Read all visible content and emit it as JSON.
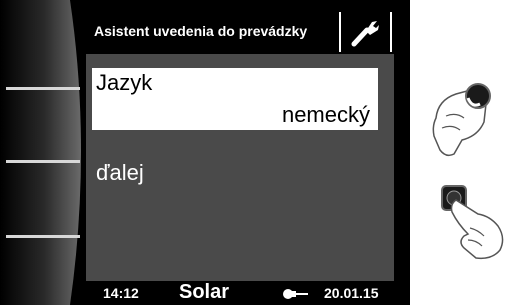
{
  "header": {
    "title": "Asistent uvedenia do prevádzky",
    "icon": "wrench-icon"
  },
  "menu": {
    "selected_item": {
      "label": "Jazyk",
      "value": "nemecký"
    },
    "next_item": {
      "label": "ďalej"
    }
  },
  "status": {
    "time": "14:12",
    "mode": "Solar",
    "date": "20.01.15",
    "icon": "plug-icon"
  },
  "controls": {
    "rotate_icon": "rotary-knob-hand-icon",
    "press_icon": "press-button-hand-icon"
  },
  "colors": {
    "screen_bg": "#4a4a4a",
    "bar_bg": "#000000",
    "highlight_bg": "#ffffff"
  }
}
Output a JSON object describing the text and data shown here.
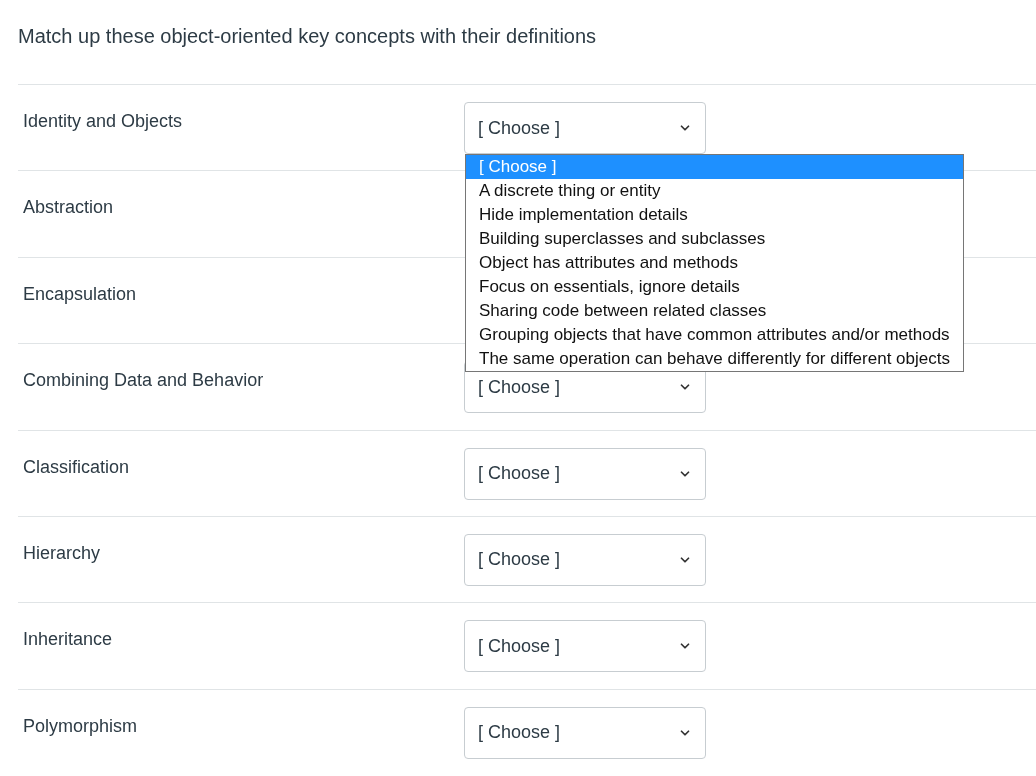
{
  "title": "Match up these object-oriented key concepts with their definitions",
  "rows": [
    {
      "label": "Identity and Objects",
      "select": {
        "value": "[ Choose ]",
        "open": true,
        "options": [
          {
            "label": "[ Choose ]",
            "selected": true
          },
          {
            "label": "A discrete thing or entity",
            "selected": false
          },
          {
            "label": "Hide implementation details",
            "selected": false
          },
          {
            "label": "Building superclasses and subclasses",
            "selected": false
          },
          {
            "label": "Object has attributes and methods",
            "selected": false
          },
          {
            "label": "Focus on essentials, ignore details",
            "selected": false
          },
          {
            "label": "Sharing code between related classes",
            "selected": false
          },
          {
            "label": "Grouping objects that have common attributes and/or methods",
            "selected": false
          },
          {
            "label": "The same operation can behave differently for different objects",
            "selected": false
          }
        ]
      }
    },
    {
      "label": "Abstraction"
    },
    {
      "label": "Encapsulation"
    },
    {
      "label": "Combining Data and Behavior",
      "select": {
        "value": "[ Choose ]"
      }
    },
    {
      "label": "Classification",
      "select": {
        "value": "[ Choose ]"
      }
    },
    {
      "label": "Hierarchy",
      "select": {
        "value": "[ Choose ]"
      }
    },
    {
      "label": "Inheritance",
      "select": {
        "value": "[ Choose ]"
      }
    },
    {
      "label": "Polymorphism",
      "select": {
        "value": "[ Choose ]"
      }
    }
  ]
}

◆ ◆ ◆

# Your task
Without the pictures, retype the whole of the material above exactly.

# Correct response
Read all visible content and emit it as JSON.
{
  "header": {
    "title": "Asistent uvedenia do prevádzky",
    "icon": "wrench-icon"
  },
  "menu": {
    "selected_item": {
      "label": "Jazyk",
      "value": "nemecký"
    },
    "next_item": {
      "label": "ďalej"
    }
  },
  "status": {
    "time": "14:12",
    "mode": "Solar",
    "date": "20.01.15",
    "icon": "plug-icon"
  },
  "controls": {
    "rotate_icon": "rotary-knob-hand-icon",
    "press_icon": "press-button-hand-icon"
  },
  "colors": {
    "screen_bg": "#4a4a4a",
    "bar_bg": "#000000",
    "highlight_bg": "#ffffff"
  }
}
Output a JSON object describing the text and data shown here.
{
  "title": "Match up these object-oriented key concepts with their definitions",
  "rows": [
    {
      "label": "Identity and Objects",
      "select": {
        "value": "[ Choose ]",
        "open": true,
        "options": [
          {
            "label": "[ Choose ]",
            "selected": true
          },
          {
            "label": "A discrete thing or entity",
            "selected": false
          },
          {
            "label": "Hide implementation details",
            "selected": false
          },
          {
            "label": "Building superclasses and subclasses",
            "selected": false
          },
          {
            "label": "Object has attributes and methods",
            "selected": false
          },
          {
            "label": "Focus on essentials, ignore details",
            "selected": false
          },
          {
            "label": "Sharing code between related classes",
            "selected": false
          },
          {
            "label": "Grouping objects that have common attributes and/or methods",
            "selected": false
          },
          {
            "label": "The same operation can behave differently for different objects",
            "selected": false
          }
        ]
      }
    },
    {
      "label": "Abstraction"
    },
    {
      "label": "Encapsulation"
    },
    {
      "label": "Combining Data and Behavior",
      "select": {
        "value": "[ Choose ]"
      }
    },
    {
      "label": "Classification",
      "select": {
        "value": "[ Choose ]"
      }
    },
    {
      "label": "Hierarchy",
      "select": {
        "value": "[ Choose ]"
      }
    },
    {
      "label": "Inheritance",
      "select": {
        "value": "[ Choose ]"
      }
    },
    {
      "label": "Polymorphism",
      "select": {
        "value": "[ Choose ]"
      }
    }
  ]
}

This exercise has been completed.